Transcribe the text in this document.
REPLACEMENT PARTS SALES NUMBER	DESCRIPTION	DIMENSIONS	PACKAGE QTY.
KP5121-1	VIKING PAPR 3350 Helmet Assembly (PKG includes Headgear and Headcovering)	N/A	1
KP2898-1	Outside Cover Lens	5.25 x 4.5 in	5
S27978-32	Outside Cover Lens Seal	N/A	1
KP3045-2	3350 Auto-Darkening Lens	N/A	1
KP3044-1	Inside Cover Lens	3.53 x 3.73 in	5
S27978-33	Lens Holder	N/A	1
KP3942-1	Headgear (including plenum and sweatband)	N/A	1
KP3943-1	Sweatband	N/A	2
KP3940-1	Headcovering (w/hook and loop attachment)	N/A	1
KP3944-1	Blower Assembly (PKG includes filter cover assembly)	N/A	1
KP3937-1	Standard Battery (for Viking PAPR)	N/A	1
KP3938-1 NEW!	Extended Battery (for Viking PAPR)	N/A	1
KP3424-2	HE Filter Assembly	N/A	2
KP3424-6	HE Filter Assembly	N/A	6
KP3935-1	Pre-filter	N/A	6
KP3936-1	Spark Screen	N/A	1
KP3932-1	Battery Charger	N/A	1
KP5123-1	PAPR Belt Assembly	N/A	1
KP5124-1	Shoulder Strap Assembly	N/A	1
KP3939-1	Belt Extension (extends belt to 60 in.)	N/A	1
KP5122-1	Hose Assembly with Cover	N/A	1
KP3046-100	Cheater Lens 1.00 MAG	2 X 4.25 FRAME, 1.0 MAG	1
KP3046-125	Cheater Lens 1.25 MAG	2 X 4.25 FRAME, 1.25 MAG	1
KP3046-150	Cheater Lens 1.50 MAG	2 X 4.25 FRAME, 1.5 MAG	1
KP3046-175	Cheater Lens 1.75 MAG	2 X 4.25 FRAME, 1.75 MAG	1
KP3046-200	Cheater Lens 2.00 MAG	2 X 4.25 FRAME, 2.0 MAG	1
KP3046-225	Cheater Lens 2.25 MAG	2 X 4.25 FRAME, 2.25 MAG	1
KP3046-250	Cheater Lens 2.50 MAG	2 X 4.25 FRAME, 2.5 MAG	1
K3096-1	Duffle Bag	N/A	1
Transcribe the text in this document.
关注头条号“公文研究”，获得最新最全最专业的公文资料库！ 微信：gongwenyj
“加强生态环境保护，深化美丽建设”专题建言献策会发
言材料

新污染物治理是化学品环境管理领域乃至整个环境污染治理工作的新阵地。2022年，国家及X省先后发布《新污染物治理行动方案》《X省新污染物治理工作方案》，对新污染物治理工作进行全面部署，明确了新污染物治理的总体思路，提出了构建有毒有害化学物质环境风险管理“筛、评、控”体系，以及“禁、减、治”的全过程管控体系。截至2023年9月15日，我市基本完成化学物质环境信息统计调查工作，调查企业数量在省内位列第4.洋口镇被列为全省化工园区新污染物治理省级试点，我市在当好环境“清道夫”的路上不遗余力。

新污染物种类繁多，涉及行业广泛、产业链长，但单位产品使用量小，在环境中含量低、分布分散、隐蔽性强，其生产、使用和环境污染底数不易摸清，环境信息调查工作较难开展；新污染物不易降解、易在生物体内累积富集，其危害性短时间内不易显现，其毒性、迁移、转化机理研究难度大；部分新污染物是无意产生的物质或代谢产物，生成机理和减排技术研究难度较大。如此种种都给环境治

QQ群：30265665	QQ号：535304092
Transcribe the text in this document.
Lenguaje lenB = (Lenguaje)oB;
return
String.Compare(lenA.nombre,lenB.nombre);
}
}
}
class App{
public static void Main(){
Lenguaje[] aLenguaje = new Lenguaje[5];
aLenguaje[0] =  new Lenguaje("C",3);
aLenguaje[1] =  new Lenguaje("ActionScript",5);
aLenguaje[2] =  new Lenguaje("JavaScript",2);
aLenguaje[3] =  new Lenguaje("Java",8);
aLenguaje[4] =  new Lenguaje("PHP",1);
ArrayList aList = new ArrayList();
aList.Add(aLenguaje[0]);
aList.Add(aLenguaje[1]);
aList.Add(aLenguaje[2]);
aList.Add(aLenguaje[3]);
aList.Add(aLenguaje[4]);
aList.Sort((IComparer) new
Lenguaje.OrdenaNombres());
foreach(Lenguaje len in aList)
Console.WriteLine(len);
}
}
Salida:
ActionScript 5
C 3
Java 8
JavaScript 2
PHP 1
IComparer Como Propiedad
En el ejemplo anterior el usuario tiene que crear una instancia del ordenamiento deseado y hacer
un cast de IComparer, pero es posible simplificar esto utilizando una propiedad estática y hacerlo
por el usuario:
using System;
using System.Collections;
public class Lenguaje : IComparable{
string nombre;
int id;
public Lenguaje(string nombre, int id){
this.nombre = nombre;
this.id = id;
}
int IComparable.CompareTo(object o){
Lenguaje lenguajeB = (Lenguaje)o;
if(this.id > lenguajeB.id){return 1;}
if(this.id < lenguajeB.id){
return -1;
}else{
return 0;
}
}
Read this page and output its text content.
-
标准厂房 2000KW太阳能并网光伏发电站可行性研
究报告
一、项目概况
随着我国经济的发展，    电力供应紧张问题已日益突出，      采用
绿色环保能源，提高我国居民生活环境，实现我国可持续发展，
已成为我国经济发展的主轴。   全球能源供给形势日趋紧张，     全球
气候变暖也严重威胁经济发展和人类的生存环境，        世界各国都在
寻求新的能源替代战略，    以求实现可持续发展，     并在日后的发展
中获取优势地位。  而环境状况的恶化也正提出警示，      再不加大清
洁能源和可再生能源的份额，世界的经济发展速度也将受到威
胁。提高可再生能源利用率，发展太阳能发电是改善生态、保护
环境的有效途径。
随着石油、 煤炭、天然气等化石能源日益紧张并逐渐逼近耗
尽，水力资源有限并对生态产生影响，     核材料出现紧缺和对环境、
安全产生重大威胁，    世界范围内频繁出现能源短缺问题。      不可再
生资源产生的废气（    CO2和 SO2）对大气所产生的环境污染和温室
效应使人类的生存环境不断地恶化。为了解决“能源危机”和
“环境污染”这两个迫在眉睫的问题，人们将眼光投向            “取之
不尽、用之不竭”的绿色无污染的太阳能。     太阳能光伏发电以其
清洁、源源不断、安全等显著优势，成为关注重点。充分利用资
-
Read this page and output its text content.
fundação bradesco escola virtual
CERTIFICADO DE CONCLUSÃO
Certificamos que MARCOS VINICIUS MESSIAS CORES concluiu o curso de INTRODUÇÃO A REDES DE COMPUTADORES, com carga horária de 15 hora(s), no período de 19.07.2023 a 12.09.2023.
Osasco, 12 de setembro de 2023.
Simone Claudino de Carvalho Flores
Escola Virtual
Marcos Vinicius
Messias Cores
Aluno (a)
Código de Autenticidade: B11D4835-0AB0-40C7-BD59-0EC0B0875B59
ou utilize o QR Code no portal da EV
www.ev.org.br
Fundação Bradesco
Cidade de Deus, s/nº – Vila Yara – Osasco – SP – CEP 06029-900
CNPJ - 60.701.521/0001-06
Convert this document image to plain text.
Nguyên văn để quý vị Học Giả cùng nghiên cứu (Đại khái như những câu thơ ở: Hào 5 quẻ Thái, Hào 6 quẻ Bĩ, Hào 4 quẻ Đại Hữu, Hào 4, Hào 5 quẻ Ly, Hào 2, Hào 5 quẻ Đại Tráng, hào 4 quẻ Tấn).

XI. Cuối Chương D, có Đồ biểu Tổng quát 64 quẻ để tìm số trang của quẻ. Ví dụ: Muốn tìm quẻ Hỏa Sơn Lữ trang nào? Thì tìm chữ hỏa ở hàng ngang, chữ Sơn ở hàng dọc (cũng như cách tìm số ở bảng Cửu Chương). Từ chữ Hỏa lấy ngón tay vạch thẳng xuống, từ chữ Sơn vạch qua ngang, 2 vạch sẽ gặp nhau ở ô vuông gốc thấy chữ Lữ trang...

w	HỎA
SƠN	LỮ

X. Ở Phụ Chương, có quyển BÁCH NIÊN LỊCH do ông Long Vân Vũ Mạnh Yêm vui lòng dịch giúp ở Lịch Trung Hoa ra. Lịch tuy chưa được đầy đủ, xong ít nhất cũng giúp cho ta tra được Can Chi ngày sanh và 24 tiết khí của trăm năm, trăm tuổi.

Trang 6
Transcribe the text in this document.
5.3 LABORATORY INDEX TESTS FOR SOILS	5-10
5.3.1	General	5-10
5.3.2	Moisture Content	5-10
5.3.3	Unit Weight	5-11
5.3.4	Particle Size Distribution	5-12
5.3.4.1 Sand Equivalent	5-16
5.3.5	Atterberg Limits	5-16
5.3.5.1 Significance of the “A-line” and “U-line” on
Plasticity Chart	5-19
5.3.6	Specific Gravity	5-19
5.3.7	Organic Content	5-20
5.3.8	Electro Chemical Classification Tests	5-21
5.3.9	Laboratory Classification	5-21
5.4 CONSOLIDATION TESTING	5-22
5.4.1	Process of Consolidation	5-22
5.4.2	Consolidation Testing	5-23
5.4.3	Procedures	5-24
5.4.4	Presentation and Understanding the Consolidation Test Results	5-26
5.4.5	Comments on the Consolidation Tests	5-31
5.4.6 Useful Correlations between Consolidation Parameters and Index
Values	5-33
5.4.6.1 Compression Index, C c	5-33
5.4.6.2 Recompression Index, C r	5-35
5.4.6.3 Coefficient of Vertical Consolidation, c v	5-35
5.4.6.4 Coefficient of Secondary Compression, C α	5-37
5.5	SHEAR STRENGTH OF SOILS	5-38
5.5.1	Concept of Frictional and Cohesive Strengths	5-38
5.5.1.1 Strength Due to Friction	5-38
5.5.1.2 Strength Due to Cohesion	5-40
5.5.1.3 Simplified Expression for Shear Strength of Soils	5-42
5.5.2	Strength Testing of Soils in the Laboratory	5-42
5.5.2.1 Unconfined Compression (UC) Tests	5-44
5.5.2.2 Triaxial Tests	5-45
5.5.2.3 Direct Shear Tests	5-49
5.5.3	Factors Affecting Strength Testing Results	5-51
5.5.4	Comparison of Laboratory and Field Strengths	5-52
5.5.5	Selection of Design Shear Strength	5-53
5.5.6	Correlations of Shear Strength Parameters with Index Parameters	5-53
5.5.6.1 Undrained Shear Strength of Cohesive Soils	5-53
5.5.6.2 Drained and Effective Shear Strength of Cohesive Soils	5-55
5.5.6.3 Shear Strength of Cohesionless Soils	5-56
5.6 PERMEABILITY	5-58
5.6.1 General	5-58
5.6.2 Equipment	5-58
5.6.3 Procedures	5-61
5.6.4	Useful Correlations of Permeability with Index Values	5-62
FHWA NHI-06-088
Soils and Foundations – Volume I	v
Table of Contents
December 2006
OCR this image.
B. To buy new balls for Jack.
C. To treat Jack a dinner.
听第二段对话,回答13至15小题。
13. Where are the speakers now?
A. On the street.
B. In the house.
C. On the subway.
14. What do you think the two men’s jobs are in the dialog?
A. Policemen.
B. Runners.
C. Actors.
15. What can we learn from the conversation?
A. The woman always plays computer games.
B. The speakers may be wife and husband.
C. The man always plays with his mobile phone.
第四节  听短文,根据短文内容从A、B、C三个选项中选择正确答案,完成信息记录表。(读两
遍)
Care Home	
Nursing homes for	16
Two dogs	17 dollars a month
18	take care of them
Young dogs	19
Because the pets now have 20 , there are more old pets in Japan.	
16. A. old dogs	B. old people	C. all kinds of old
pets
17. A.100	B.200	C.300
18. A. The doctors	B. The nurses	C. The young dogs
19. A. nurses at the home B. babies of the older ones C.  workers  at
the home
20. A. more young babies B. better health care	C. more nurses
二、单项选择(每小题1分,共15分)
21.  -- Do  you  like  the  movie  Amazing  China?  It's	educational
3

------

§ **Directions for this task**
What number of lines in the records contain the word "lenB"? Answer with that number alone.

§ **Correct result**
2